Reproduce the records below in full and without edits, omitting images.

§ **Rows from a figure dataset**:

------------------------------------

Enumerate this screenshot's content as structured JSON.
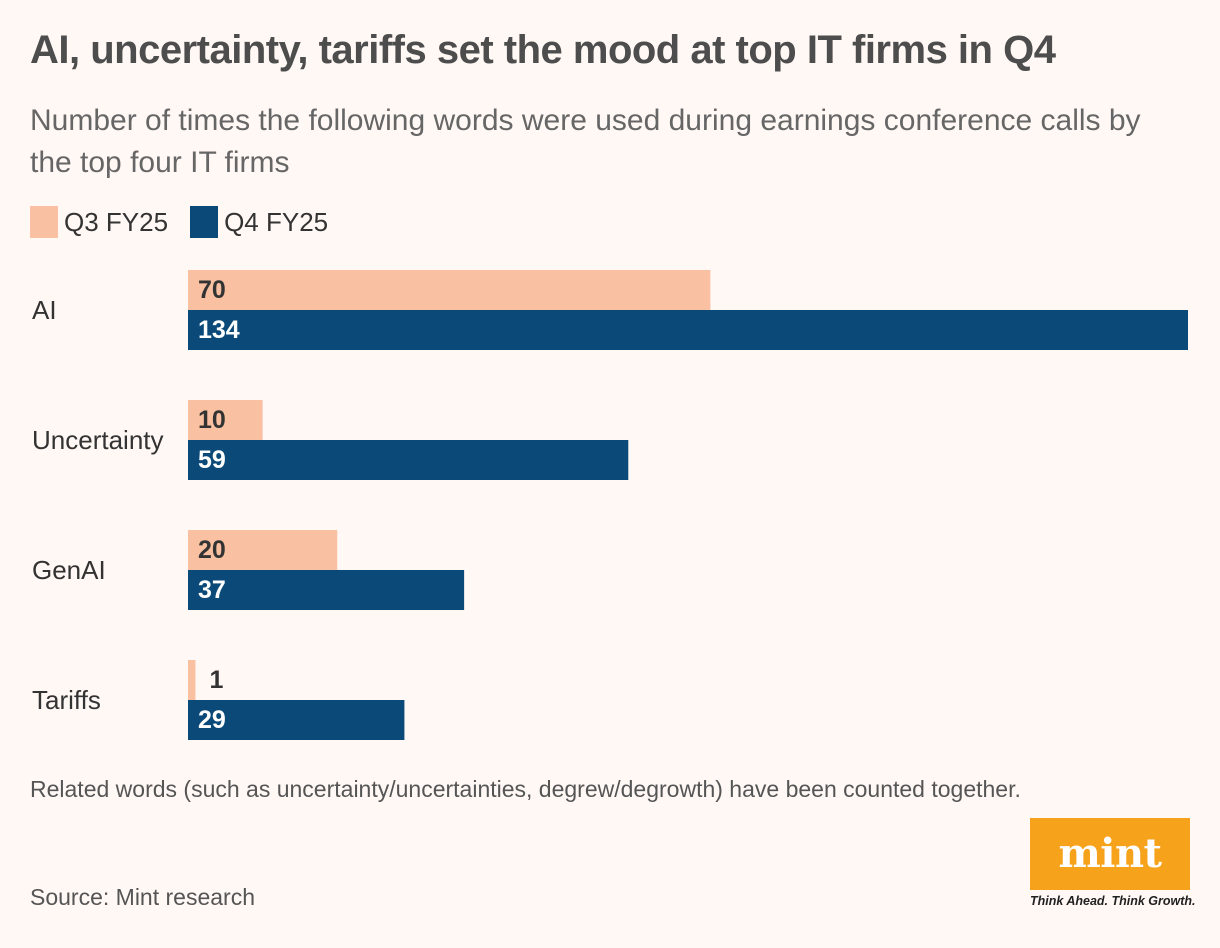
{
  "header": {
    "title": "AI, uncertainty, tariffs set the mood at top IT firms in Q4",
    "subtitle": "Number of times the following words were used during earnings conference calls by the top four IT firms"
  },
  "colors": {
    "q3": "#f9c1a1",
    "q4": "#0b4a78",
    "background": "#fff8f5",
    "logo": "#f7a21b"
  },
  "chart_data": {
    "type": "bar",
    "orientation": "horizontal",
    "title": "AI, uncertainty, tariffs set the mood at top IT firms in Q4",
    "subtitle": "Number of times the following words were used during earnings conference calls by the top four IT firms",
    "categories": [
      "AI",
      "Uncertainty",
      "GenAI",
      "Tariffs"
    ],
    "series": [
      {
        "name": "Q3 FY25",
        "values": [
          70,
          10,
          20,
          1
        ]
      },
      {
        "name": "Q4 FY25",
        "values": [
          134,
          59,
          37,
          29
        ]
      }
    ],
    "xlim": [
      0,
      134
    ],
    "xlabel": "",
    "ylabel": "",
    "grid": false,
    "legend": "top-left",
    "data_labels": true
  },
  "footer": {
    "note": "Related words (such as uncertainty/uncertainties, degrew/degrowth) have been counted together.",
    "source": "Source: Mint research"
  },
  "logo": {
    "word": "mint",
    "tagline": "Think Ahead. Think Growth."
  }
}
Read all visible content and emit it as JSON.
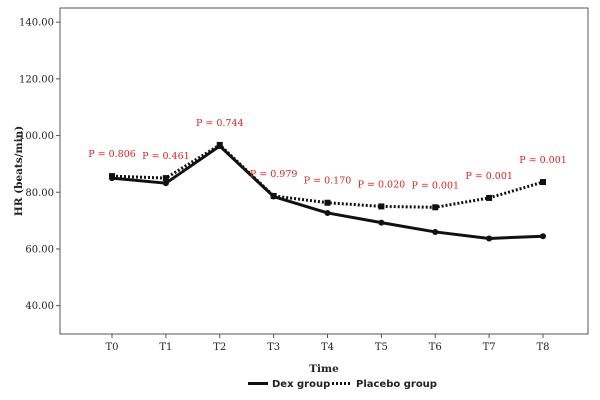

------------------------------------

§ **Solution for this problem**:
Enumerate this screenshot's content as structured JSON.
{
  "header": {
    "title": "AI, uncertainty, tariffs set the mood at top IT firms in Q4",
    "subtitle": "Number of times the following words were used during earnings conference calls by the top four IT firms"
  },
  "colors": {
    "q3": "#f9c1a1",
    "q4": "#0b4a78",
    "background": "#fff8f5",
    "logo": "#f7a21b"
  },
  "chart_data": {
    "type": "bar",
    "orientation": "horizontal",
    "title": "AI, uncertainty, tariffs set the mood at top IT firms in Q4",
    "subtitle": "Number of times the following words were used during earnings conference calls by the top four IT firms",
    "categories": [
      "AI",
      "Uncertainty",
      "GenAI",
      "Tariffs"
    ],
    "series": [
      {
        "name": "Q3 FY25",
        "values": [
          70,
          10,
          20,
          1
        ]
      },
      {
        "name": "Q4 FY25",
        "values": [
          134,
          59,
          37,
          29
        ]
      }
    ],
    "xlim": [
      0,
      134
    ],
    "xlabel": "",
    "ylabel": "",
    "grid": false,
    "legend": "top-left",
    "data_labels": true
  },
  "footer": {
    "note": "Related words (such as uncertainty/uncertainties, degrew/degrowth) have been counted together.",
    "source": "Source: Mint research"
  },
  "logo": {
    "word": "mint",
    "tagline": "Think Ahead. Think Growth."
  }
}
Read all visible content and emit it as JSON.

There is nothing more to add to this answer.